Records from a dataset:

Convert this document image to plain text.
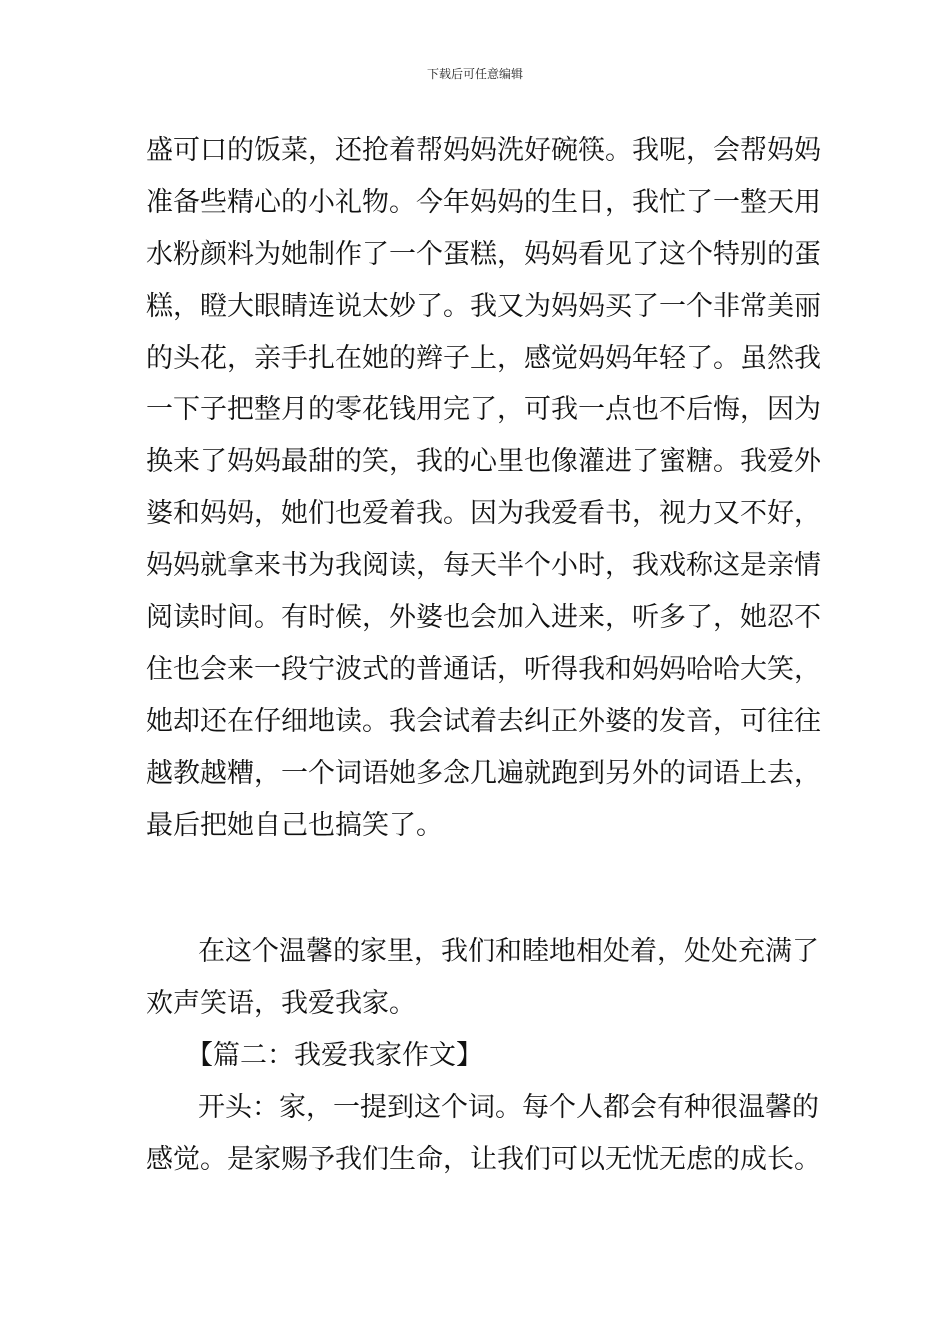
下载后可任意编辑
盛可口的饭菜，还抢着帮妈妈洗好碗筷。我呢，会帮妈妈
准备些精心的小礼物。今年妈妈的生日，我忙了一整天用
水粉颜料为她制作了一个蛋糕，妈妈看见了这个特别的蛋
糕，瞪大眼睛连说太妙了。我又为妈妈买了一个非常美丽
的头花，亲手扎在她的辫子上，感觉妈妈年轻了。虽然我
一下子把整月的零花钱用完了，可我一点也不后悔，因为
换来了妈妈最甜的笑，我的心里也像灌进了蜜糖。我爱外
婆和妈妈，她们也爱着我。因为我爱看书，视力又不好，
妈妈就拿来书为我阅读，每天半个小时，我戏称这是亲情
阅读时间。有时候，外婆也会加入进来，听多了，她忍不
住也会来一段宁波式的普通话，听得我和妈妈哈哈大笑，
她却还在仔细地读。我会试着去纠正外婆的发音，可往往
越教越糟，一个词语她多念几遍就跑到另外的词语上去，
最后把她自己也搞笑了。
在这个温馨的家里，我们和睦地相处着，处处充满了
欢声笑语，我爱我家。
【篇二：我爱我家作文】
开头：家，一提到这个词。每个人都会有种很温馨的
感觉。是家赐予我们生命，让我们可以无忧无虑的成长。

# EXERCISE DIRECTIONS
Drop the images and quote the entries word for word.

# RESPONSE BELOW
Convert this document image to plain text.
下载后可任意编辑
盛可口的饭菜，还抢着帮妈妈洗好碗筷。我呢，会帮妈妈
准备些精心的小礼物。今年妈妈的生日，我忙了一整天用
水粉颜料为她制作了一个蛋糕，妈妈看见了这个特别的蛋
糕，瞪大眼睛连说太妙了。我又为妈妈买了一个非常美丽
的头花，亲手扎在她的辫子上，感觉妈妈年轻了。虽然我
一下子把整月的零花钱用完了，可我一点也不后悔，因为
换来了妈妈最甜的笑，我的心里也像灌进了蜜糖。我爱外
婆和妈妈，她们也爱着我。因为我爱看书，视力又不好，
妈妈就拿来书为我阅读，每天半个小时，我戏称这是亲情
阅读时间。有时候，外婆也会加入进来，听多了，她忍不
住也会来一段宁波式的普通话，听得我和妈妈哈哈大笑，
她却还在仔细地读。我会试着去纠正外婆的发音，可往往
越教越糟，一个词语她多念几遍就跑到另外的词语上去，
最后把她自己也搞笑了。
在这个温馨的家里，我们和睦地相处着，处处充满了
欢声笑语，我爱我家。
【篇二：我爱我家作文】
开头：家，一提到这个词。每个人都会有种很温馨的
感觉。是家赐予我们生命，让我们可以无忧无虑的成长。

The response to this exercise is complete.